* **Exercise goal**:
Search the data for the word "Perpetual". Reproduce every line where it is found.

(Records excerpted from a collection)
◆ ◆ ◆ ◆

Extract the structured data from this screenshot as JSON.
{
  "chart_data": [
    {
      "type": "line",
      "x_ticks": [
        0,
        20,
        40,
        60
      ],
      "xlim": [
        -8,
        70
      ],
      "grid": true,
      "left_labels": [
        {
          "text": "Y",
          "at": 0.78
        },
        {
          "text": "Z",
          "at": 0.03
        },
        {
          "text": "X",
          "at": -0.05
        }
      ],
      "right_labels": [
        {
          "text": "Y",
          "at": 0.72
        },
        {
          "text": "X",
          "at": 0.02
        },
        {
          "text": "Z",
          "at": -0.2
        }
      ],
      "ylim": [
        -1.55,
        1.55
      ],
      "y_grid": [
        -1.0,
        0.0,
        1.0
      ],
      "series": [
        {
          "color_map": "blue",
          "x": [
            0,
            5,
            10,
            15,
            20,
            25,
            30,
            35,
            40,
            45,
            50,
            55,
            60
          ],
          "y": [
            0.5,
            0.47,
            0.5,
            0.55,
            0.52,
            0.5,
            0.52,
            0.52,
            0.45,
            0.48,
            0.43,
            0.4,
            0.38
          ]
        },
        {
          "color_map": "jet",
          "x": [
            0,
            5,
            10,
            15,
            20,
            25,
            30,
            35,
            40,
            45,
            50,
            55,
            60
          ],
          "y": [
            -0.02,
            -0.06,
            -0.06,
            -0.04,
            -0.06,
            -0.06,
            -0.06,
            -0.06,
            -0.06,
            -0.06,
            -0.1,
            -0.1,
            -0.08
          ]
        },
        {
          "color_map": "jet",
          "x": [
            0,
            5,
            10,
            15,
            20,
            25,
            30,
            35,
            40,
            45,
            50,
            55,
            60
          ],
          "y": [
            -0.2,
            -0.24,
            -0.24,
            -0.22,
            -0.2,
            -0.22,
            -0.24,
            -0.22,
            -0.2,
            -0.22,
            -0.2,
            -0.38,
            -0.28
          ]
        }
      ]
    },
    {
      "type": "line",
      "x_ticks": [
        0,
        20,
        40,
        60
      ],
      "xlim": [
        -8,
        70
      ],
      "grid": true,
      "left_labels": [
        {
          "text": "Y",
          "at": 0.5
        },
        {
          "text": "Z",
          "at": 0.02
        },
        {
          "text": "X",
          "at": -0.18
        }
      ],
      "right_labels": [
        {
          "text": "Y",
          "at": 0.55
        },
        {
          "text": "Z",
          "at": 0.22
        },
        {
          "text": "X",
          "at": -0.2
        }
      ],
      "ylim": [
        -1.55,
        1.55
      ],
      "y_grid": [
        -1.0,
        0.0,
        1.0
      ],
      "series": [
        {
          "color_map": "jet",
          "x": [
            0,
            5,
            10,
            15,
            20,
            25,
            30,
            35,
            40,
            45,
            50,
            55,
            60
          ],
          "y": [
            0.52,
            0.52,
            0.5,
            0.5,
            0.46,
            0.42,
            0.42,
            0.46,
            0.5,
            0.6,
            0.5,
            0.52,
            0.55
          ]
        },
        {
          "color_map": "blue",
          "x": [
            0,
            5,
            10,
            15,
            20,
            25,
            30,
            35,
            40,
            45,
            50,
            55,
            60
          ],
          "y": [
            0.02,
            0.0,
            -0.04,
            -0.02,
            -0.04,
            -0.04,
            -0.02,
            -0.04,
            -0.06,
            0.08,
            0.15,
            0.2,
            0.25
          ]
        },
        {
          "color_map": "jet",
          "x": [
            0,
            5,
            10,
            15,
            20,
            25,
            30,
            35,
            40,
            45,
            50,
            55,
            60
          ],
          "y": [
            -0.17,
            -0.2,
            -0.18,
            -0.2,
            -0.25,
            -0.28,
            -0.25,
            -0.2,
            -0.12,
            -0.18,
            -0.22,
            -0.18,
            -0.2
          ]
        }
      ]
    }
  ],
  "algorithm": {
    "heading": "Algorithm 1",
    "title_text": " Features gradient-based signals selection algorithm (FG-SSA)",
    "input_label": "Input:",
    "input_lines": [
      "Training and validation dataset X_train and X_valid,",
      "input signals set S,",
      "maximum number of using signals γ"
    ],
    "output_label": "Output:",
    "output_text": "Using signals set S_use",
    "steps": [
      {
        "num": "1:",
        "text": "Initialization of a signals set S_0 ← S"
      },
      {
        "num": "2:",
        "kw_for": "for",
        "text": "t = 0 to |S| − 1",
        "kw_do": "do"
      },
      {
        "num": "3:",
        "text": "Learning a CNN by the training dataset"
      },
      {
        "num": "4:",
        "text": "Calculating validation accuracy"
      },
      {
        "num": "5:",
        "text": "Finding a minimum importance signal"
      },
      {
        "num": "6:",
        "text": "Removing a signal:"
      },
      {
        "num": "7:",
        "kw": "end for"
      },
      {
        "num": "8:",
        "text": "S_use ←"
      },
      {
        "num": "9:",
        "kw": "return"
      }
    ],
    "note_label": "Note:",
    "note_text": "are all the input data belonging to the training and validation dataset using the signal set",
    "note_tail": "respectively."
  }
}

◆ ◆ ◆ ◆

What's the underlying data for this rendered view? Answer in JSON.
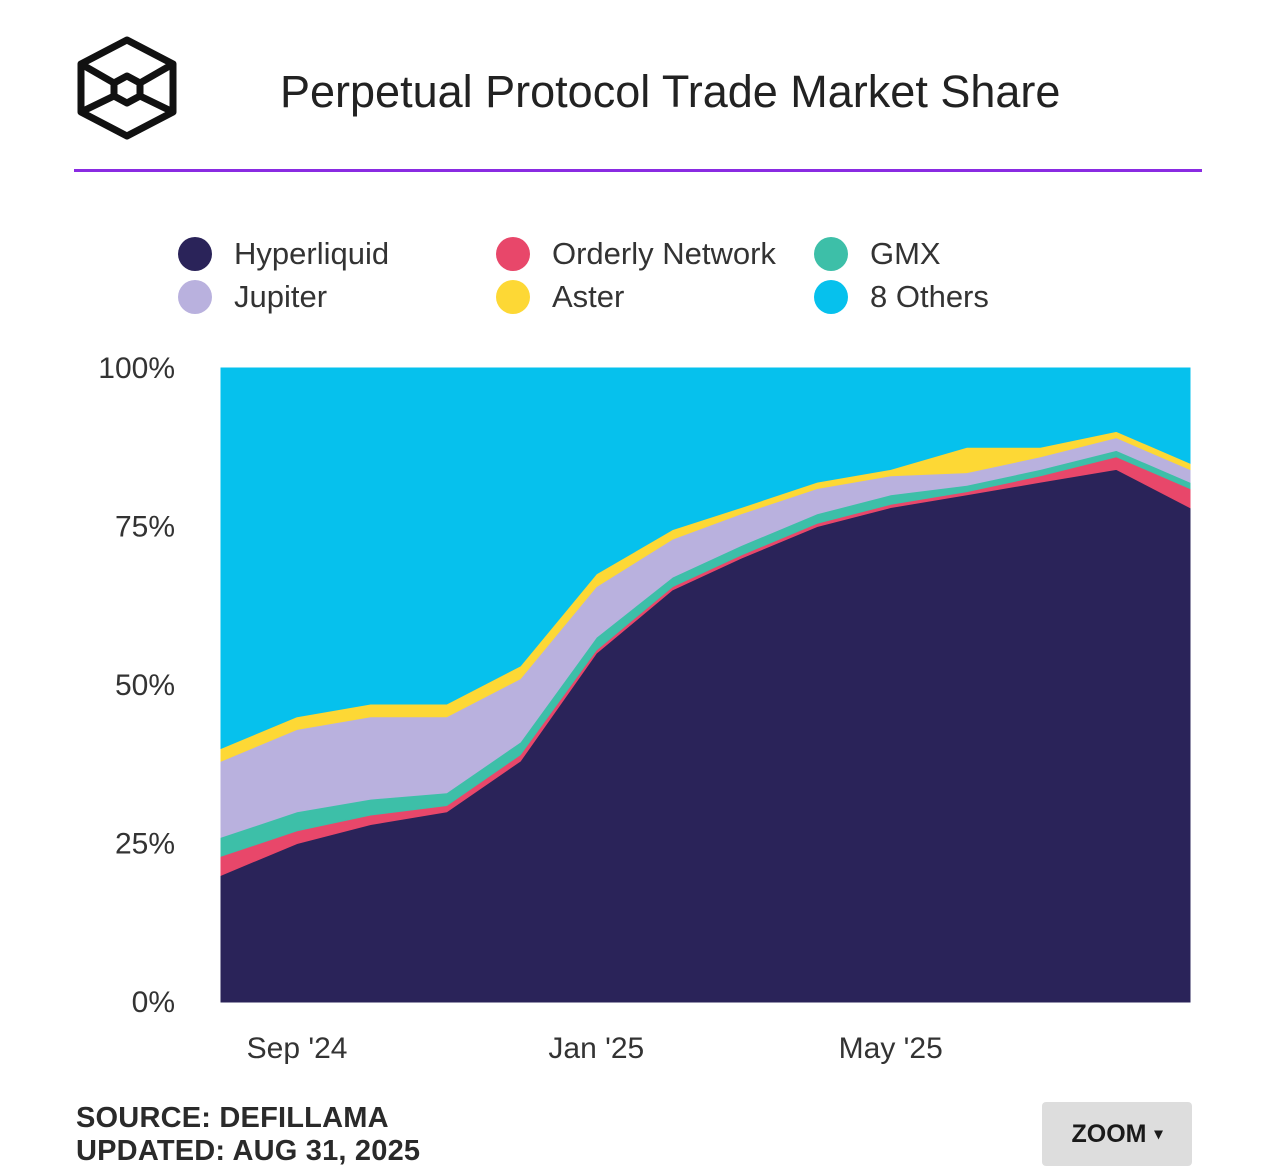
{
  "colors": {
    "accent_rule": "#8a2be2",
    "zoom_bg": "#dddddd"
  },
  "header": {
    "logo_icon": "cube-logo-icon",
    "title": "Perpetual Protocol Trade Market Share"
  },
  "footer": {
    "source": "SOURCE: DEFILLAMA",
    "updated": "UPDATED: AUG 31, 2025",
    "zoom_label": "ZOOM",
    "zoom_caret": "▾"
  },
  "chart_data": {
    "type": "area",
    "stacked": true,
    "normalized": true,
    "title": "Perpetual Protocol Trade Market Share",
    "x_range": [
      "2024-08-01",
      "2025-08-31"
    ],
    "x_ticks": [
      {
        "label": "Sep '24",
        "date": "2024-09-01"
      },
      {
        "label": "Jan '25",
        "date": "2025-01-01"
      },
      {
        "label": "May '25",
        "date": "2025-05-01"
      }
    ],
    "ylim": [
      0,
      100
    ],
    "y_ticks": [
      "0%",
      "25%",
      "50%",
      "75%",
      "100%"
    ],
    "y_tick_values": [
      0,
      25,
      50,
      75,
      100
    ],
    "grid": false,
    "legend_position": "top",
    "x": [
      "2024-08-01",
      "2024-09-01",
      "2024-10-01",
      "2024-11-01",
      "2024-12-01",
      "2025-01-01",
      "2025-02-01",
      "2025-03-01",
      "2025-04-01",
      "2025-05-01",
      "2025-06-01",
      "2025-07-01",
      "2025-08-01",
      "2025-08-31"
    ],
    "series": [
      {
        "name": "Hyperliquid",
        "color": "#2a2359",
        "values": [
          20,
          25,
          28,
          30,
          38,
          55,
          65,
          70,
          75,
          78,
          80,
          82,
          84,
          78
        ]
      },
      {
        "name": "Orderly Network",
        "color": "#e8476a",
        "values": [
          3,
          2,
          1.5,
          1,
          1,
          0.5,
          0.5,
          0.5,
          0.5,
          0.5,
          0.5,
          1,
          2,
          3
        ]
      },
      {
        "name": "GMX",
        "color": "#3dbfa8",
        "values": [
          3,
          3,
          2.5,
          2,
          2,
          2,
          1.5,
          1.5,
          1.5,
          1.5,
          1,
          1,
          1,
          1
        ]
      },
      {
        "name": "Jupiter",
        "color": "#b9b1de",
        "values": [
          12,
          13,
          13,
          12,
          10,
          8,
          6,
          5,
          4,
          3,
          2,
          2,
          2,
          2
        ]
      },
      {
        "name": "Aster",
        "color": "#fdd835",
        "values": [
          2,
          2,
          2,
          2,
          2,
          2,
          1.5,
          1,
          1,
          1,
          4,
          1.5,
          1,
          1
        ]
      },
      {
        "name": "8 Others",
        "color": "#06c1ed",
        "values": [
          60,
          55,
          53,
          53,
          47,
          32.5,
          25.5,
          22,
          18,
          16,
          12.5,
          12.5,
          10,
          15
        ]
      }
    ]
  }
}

◆ ◆ ◆ ◆

* **Task result**:
    "title": "Perpetual Protocol Trade Market Share"
    "title": "Perpetual Protocol Trade Market Share",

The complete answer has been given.